> **What to produce**: Can you format every line of the data below as a JSON list of strings, with one string per line and blank lines omitted?

--- BEGIN Records to use ---

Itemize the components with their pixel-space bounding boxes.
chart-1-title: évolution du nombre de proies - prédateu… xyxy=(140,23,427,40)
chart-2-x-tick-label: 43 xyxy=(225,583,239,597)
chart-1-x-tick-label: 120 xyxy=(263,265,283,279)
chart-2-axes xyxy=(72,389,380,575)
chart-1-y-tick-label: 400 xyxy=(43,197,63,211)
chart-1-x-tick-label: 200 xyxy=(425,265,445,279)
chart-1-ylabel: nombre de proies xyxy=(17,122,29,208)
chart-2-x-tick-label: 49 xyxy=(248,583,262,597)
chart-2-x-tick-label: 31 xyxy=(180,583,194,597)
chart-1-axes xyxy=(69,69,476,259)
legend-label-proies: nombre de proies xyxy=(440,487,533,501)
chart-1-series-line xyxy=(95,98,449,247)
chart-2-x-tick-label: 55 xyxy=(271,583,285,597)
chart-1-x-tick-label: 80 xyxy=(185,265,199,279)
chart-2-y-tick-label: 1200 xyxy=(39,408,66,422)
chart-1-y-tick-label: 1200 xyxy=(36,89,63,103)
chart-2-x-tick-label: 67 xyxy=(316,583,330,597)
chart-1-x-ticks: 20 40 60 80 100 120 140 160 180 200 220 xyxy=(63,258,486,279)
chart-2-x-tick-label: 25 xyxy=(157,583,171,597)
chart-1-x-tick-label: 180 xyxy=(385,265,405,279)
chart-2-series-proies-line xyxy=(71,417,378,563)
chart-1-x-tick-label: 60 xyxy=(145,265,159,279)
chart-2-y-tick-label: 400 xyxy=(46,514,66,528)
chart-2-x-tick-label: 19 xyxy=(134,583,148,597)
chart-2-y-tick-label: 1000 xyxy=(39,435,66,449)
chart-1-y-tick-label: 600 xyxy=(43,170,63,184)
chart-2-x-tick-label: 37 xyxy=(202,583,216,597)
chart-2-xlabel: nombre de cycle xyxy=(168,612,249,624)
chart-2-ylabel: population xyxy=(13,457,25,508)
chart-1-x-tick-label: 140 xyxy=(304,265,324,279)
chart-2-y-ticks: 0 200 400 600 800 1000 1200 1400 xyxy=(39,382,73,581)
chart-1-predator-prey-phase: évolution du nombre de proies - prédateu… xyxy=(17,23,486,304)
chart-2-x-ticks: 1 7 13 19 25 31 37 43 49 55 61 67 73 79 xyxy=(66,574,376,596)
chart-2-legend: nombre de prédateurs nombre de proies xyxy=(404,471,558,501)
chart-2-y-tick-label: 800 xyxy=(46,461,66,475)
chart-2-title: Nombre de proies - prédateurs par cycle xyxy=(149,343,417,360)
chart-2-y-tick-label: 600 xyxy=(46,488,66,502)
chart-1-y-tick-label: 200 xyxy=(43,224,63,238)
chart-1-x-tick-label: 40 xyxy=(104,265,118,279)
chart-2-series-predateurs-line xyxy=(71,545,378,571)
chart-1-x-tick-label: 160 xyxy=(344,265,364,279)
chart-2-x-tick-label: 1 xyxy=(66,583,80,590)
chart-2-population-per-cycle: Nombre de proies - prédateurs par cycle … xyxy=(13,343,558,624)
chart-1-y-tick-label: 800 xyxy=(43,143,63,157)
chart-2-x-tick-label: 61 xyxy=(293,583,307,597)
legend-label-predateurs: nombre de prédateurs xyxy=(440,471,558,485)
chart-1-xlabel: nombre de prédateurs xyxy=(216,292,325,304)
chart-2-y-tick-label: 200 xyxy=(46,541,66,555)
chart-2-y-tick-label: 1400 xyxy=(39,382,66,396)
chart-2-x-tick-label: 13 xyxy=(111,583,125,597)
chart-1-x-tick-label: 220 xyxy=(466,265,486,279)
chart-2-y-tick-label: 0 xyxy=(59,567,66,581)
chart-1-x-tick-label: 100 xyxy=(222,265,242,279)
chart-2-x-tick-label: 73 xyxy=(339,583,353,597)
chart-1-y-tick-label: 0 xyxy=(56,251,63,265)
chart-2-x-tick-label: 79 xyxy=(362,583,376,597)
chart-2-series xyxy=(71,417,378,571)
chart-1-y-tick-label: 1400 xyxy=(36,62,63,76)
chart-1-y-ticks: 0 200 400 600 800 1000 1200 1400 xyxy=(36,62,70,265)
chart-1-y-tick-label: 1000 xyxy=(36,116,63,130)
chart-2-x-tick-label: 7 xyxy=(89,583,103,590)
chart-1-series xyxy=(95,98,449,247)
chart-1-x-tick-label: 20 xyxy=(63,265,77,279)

--- END Records to use ---

> **The output**:
[
  "Itemize the components with their pixel-space bounding boxes.",
  "chart-1-title: évolution du nombre de proies - prédateu… xyxy=(140,23,427,40)",
  "chart-2-x-tick-label: 43 xyxy=(225,583,239,597)",
  "chart-1-x-tick-label: 120 xyxy=(263,265,283,279)",
  "chart-2-axes xyxy=(72,389,380,575)",
  "chart-1-y-tick-label: 400 xyxy=(43,197,63,211)",
  "chart-1-x-tick-label: 200 xyxy=(425,265,445,279)",
  "chart-1-ylabel: nombre de proies xyxy=(17,122,29,208)",
  "chart-2-x-tick-label: 49 xyxy=(248,583,262,597)",
  "chart-2-x-tick-label: 31 xyxy=(180,583,194,597)",
  "chart-1-axes xyxy=(69,69,476,259)",
  "legend-label-proies: nombre de proies xyxy=(440,487,533,501)",
  "chart-1-series-line xyxy=(95,98,449,247)",
  "chart-2-x-tick-label: 55 xyxy=(271,583,285,597)",
  "chart-1-x-tick-label: 80 xyxy=(185,265,199,279)",
  "chart-2-y-tick-label: 1200 xyxy=(39,408,66,422)",
  "chart-1-y-tick-label: 1200 xyxy=(36,89,63,103)",
  "chart-2-x-tick-label: 67 xyxy=(316,583,330,597)",
  "chart-1-x-ticks: 20 40 60 80 100 120 140 160 180 200 220 xyxy=(63,258,486,279)",
  "chart-2-x-tick-label: 25 xyxy=(157,583,171,597)",
  "chart-1-x-tick-label: 180 xyxy=(385,265,405,279)",
  "chart-2-series-proies-line xyxy=(71,417,378,563)",
  "chart-1-x-tick-label: 60 xyxy=(145,265,159,279)",
  "chart-2-y-tick-label: 400 xyxy=(46,514,66,528)",
  "chart-2-x-tick-label: 19 xyxy=(134,583,148,597)",
  "chart-2-y-tick-label: 1000 xyxy=(39,435,66,449)",
  "chart-1-y-tick-label: 600 xyxy=(43,170,63,184)",
  "chart-2-x-tick-label: 37 xyxy=(202,583,216,597)",
  "chart-2-xlabel: nombre de cycle xyxy=(168,612,249,624)",
  "chart-2-ylabel: population xyxy=(13,457,25,508)",
  "chart-1-x-tick-label: 140 xyxy=(304,265,324,279)",
  "chart-2-y-ticks: 0 200 400 600 800 1000 1200 1400 xyxy=(39,382,73,581)",
  "chart-1-predator-prey-phase: évolution du nombre de proies - prédateu… xyxy=(17,23,486,304)",
  "chart-2-x-ticks: 1 7 13 19 25 31 37 43 49 55 61 67 73 79 xyxy=(66,574,376,596)",
  "chart-2-legend: nombre de prédateurs nombre de proies xyxy=(404,471,558,501)",
  "chart-2-y-tick-label: 800 xyxy=(46,461,66,475)",
  "chart-2-title: Nombre de proies - prédateurs par cycle xyxy=(149,343,417,360)",
  "chart-2-y-tick-label: 600 xyxy=(46,488,66,502)",
  "chart-1-y-tick-label: 200 xyxy=(43,224,63,238)",
  "chart-1-x-tick-label: 40 xyxy=(104,265,118,279)",
  "chart-2-series-predateurs-line xyxy=(71,545,378,571)",
  "chart-1-x-tick-label: 160 xyxy=(344,265,364,279)",
  "chart-2-x-tick-label: 1 xyxy=(66,583,80,590)",
  "chart-2-population-per-cycle: Nombre de proies - prédateurs par cycle … xyxy=(13,343,558,624)",
  "chart-1-y-tick-label: 800 xyxy=(43,143,63,157)",
  "chart-2-x-tick-label: 61 xyxy=(293,583,307,597)",
  "legend-label-predateurs: nombre de prédateurs xyxy=(440,471,558,485)",
  "chart-1-xlabel: nombre de prédateurs xyxy=(216,292,325,304)",
  "chart-2-y-tick-label: 200 xyxy=(46,541,66,555)",
  "chart-2-y-tick-label: 1400 xyxy=(39,382,66,396)",
  "chart-2-x-tick-label: 13 xyxy=(111,583,125,597)",
  "chart-1-x-tick-label: 220 xyxy=(466,265,486,279)",
  "chart-2-y-tick-label: 0 xyxy=(59,567,66,581)",
  "chart-1-x-tick-label: 100 xyxy=(222,265,242,279)",
  "chart-2-x-tick-label: 73 xyxy=(339,583,353,597)",
  "chart-1-y-tick-label: 0 xyxy=(56,251,63,265)",
  "chart-2-x-tick-label: 79 xyxy=(362,583,376,597)",
  "chart-2-series xyxy=(71,417,378,571)",
  "chart-1-y-tick-label: 1400 xyxy=(36,62,63,76)",
  "chart-1-y-ticks: 0 200 400 600 800 1000 1200 1400 xyxy=(36,62,70,265)",
  "chart-1-y-tick-label: 1000 xyxy=(36,116,63,130)",
  "chart-2-x-tick-label: 7 xyxy=(89,583,103,590)",
  "chart-1-series xyxy=(95,98,449,247)",
  "chart-1-x-tick-label: 20 xyxy=(63,265,77,279)"
]